──────── SUPPLIED ENTRIES
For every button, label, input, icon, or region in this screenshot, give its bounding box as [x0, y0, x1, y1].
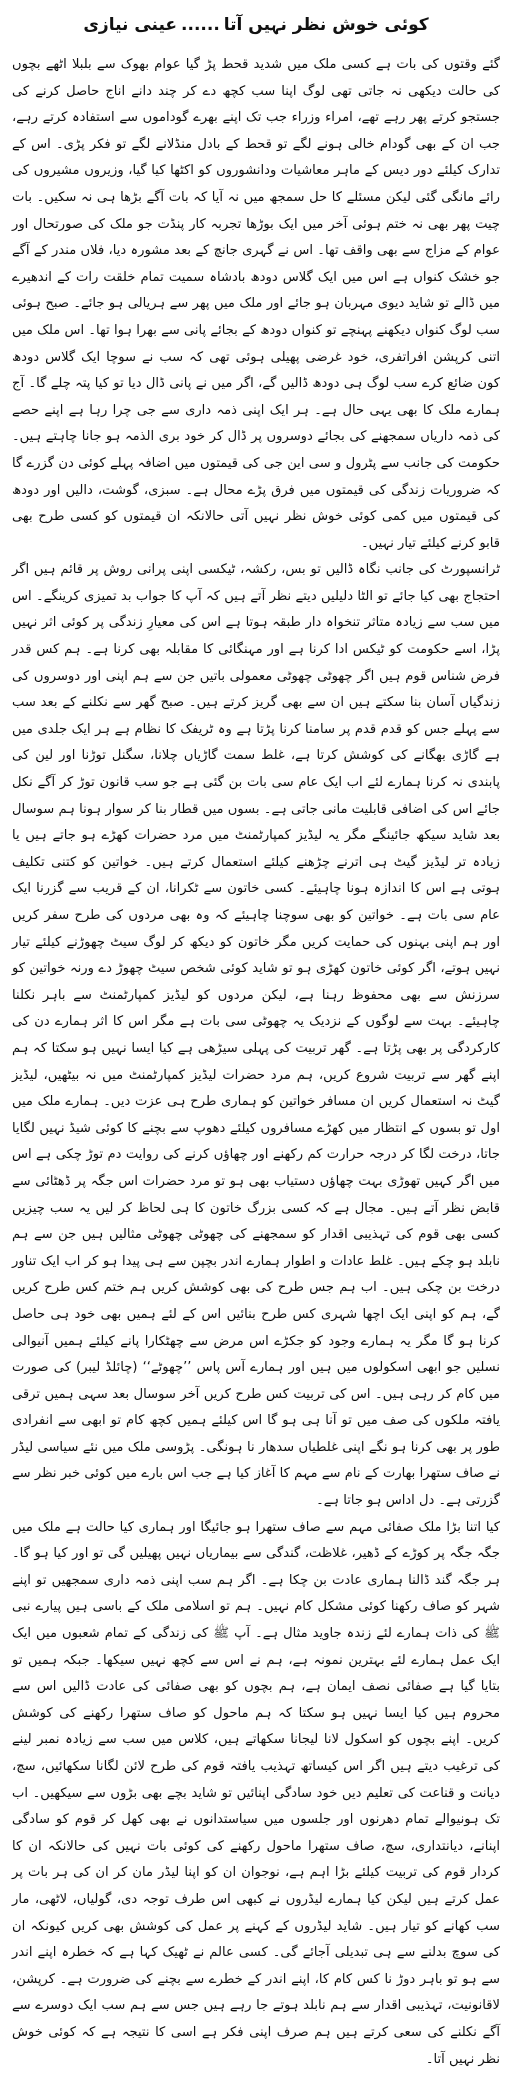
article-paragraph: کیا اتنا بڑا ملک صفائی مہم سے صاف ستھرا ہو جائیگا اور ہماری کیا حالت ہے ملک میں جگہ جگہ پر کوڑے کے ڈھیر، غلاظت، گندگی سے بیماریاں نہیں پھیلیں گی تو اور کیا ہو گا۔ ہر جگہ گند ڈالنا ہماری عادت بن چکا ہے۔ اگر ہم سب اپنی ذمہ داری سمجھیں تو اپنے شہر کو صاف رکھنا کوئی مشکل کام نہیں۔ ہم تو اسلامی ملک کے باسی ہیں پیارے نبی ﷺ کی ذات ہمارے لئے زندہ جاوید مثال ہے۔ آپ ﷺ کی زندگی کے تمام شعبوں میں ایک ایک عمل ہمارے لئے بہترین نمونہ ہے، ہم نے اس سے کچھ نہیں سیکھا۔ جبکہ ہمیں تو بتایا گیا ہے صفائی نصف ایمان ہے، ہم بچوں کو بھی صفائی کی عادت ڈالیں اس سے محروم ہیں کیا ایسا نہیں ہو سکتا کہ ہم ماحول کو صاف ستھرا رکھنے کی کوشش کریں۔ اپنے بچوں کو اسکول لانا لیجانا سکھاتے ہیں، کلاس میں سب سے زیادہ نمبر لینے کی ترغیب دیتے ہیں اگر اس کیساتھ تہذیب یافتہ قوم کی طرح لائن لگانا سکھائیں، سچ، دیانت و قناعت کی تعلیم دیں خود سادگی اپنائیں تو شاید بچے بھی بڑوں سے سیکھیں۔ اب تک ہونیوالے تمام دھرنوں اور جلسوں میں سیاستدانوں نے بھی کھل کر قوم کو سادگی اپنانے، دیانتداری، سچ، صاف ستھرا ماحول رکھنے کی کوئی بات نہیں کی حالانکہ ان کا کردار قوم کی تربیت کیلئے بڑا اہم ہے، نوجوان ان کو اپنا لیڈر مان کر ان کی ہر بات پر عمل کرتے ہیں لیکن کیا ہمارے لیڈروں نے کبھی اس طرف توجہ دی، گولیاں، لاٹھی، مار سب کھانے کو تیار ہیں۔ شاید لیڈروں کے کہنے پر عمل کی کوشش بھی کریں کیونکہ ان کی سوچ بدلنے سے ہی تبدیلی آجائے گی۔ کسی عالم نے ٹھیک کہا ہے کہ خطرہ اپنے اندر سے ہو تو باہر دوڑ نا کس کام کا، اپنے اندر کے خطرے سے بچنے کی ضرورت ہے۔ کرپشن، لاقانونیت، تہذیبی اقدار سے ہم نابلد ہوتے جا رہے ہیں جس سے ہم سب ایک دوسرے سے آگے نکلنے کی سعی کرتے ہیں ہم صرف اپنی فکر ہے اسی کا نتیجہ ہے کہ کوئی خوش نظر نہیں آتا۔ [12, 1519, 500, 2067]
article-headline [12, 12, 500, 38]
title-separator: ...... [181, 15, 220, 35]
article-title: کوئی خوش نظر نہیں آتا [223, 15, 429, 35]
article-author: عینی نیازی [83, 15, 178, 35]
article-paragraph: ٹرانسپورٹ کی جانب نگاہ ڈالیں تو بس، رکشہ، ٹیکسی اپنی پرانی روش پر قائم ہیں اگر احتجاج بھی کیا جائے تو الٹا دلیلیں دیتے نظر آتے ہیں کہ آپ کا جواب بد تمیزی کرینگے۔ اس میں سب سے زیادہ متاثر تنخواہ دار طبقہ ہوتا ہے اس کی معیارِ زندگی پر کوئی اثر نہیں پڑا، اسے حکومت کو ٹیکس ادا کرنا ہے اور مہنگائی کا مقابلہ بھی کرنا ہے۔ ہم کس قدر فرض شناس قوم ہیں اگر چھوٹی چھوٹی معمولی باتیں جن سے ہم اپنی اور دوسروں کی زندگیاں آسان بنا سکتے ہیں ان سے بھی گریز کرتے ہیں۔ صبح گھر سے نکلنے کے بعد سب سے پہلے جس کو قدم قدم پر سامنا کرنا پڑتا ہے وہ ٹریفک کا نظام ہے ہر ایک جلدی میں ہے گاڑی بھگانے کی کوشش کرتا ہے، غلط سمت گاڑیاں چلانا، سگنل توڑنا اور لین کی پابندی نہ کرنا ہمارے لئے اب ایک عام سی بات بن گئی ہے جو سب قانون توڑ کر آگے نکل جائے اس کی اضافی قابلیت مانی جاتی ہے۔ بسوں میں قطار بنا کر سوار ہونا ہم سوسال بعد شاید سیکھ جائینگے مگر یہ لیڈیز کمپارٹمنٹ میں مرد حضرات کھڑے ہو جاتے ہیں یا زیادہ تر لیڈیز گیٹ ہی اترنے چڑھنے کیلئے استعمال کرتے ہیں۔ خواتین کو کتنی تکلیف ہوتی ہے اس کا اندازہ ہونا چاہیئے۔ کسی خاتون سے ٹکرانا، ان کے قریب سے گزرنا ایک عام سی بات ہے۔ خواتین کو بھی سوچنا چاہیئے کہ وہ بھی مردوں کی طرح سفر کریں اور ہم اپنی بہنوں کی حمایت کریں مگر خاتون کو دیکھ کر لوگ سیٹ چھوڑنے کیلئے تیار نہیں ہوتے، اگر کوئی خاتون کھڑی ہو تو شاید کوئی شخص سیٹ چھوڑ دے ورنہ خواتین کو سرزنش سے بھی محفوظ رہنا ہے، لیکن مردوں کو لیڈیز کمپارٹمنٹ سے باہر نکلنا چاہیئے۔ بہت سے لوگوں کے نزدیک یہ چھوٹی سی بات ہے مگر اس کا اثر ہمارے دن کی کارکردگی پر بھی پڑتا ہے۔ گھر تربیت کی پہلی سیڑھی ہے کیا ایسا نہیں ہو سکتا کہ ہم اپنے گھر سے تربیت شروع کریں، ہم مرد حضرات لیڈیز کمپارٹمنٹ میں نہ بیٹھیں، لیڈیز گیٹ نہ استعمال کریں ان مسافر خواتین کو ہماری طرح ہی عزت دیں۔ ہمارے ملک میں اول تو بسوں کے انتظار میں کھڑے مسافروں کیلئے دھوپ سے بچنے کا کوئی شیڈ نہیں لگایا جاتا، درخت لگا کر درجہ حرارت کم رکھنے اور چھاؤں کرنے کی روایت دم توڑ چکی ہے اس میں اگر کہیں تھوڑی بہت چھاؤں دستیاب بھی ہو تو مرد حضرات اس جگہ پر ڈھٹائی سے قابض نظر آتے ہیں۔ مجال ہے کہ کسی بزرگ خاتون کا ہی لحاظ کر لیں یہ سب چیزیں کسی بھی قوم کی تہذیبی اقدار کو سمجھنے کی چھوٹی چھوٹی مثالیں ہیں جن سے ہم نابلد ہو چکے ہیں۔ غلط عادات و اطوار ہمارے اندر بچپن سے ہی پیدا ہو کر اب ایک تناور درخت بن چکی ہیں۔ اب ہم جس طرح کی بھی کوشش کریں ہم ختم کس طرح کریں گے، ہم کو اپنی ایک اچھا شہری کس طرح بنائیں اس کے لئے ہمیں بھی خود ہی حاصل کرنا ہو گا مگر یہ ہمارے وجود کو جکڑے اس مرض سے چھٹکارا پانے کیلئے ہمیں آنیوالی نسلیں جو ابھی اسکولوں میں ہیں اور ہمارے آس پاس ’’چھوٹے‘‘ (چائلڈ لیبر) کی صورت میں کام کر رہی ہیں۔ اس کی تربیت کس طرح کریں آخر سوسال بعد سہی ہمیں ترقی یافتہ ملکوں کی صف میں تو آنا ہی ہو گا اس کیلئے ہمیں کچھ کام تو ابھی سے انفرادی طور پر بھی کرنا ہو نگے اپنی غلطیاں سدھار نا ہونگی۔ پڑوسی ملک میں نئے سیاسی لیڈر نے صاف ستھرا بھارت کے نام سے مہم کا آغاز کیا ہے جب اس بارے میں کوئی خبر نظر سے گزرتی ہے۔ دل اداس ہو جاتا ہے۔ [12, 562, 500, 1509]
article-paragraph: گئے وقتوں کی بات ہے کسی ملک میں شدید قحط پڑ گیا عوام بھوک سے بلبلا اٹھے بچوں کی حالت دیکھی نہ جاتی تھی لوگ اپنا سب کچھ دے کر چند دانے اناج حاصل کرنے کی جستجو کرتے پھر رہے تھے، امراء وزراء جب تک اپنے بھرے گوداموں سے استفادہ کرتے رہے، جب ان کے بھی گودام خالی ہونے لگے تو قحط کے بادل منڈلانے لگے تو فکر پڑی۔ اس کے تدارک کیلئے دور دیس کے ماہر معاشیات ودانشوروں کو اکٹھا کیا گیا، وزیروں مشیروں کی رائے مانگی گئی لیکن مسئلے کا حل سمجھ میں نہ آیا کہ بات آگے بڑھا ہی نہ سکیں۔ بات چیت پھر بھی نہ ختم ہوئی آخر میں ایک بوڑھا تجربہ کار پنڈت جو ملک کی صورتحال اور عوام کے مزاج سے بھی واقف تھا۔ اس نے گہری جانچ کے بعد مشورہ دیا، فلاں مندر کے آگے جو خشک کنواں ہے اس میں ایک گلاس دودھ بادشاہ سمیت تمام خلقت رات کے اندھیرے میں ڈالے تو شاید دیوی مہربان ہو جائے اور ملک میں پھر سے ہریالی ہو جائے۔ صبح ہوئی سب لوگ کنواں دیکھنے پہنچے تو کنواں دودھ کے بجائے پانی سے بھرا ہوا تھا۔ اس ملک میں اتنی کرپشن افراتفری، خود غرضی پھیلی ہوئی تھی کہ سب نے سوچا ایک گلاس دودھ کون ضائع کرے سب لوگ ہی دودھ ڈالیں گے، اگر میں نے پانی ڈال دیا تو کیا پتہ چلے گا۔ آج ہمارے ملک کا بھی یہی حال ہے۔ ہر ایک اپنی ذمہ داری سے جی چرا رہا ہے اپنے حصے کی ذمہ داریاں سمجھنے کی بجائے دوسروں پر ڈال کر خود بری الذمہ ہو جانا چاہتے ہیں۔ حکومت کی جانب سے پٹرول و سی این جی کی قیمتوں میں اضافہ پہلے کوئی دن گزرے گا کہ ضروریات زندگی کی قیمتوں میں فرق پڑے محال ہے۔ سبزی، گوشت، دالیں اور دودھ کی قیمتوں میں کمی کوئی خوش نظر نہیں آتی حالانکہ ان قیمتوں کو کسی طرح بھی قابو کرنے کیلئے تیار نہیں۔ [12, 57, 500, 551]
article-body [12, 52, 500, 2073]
────────────────
(EXERCISE PROMPT): Identify each row above that contains the string "title", and copy those lines in full. Case counts when matching.

(EXERCISE RESPONSE):
title-separator: ...... [181, 15, 220, 35]
article-title: کوئی خوش نظر نہیں آتا [223, 15, 429, 35]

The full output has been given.